• Отрывок:
□ □ □
|
||||||||||||||
Олег Донских. О нашей памятиПредставляем вниманию читателей статью Олега Альбертовича Донских, зав. кафедрой философии Новосибирского госуниверситета экономики и управления (НГУЭУ). Полагаем она будет особо актуальна в год где главная тема - 1917–2017: итоги столетия.
История России последнего столетия радикально пересматривалась по крайней мере три раза. Это создало ситуацию, что можно и выгодно «ловить рыбку в мутной воде», и любая даже весьма легковесная позиция способна себя оправдать. В частности, неоднократно переоценивались события Февральской и Октябрьской революций и участвовавшие в них деятели. Соответственно кардинально менялись оценки того, что было связано с этими событиями: это касается роли большевиков и других партий, того, что произошло с Учредительным собранием, и т.д.
Возьмем образы вождей. Легко показать, насколько по-разному оценивалась роль Ленина и Сталина. Если первоначально их деятельность представлялась хотя бы относительно близкой к реальности, то уже сразу после смерти Ленина его начали активно превращать в икону. Достаточно сравнить очерки Горького «Ленин». Первый был написан к пятидесятилетию вождя, где Горький определяет Ленина как «гильотину, способную мыслить». Второй был написан в 24 году и неоднократно редактировался, особенно в части упоминаний Троцкого. И образ поднимался все выше и выше до песен со словами «Ленин – это весны цветенье…»
□ □ □
• Исходные материалы:
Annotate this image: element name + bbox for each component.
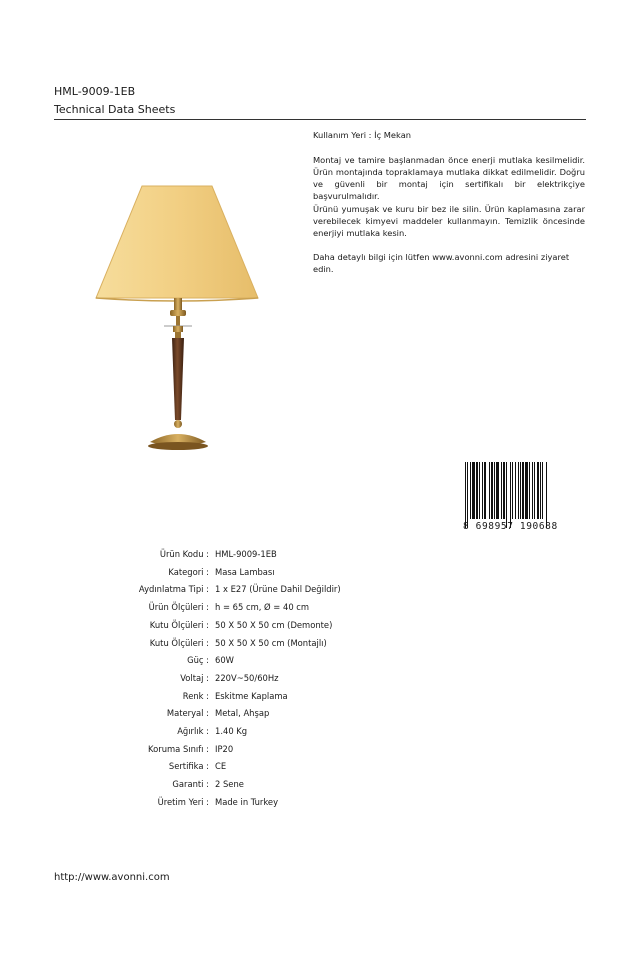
□ □ □
• Условие задачи:
Назовите всех людей, упомянутых по фамилии в абзаце отрывка, который начинается словами «Возьмем образы вождей».

• Решение задания:
Ленин, Сталин, Горький, Троцкий.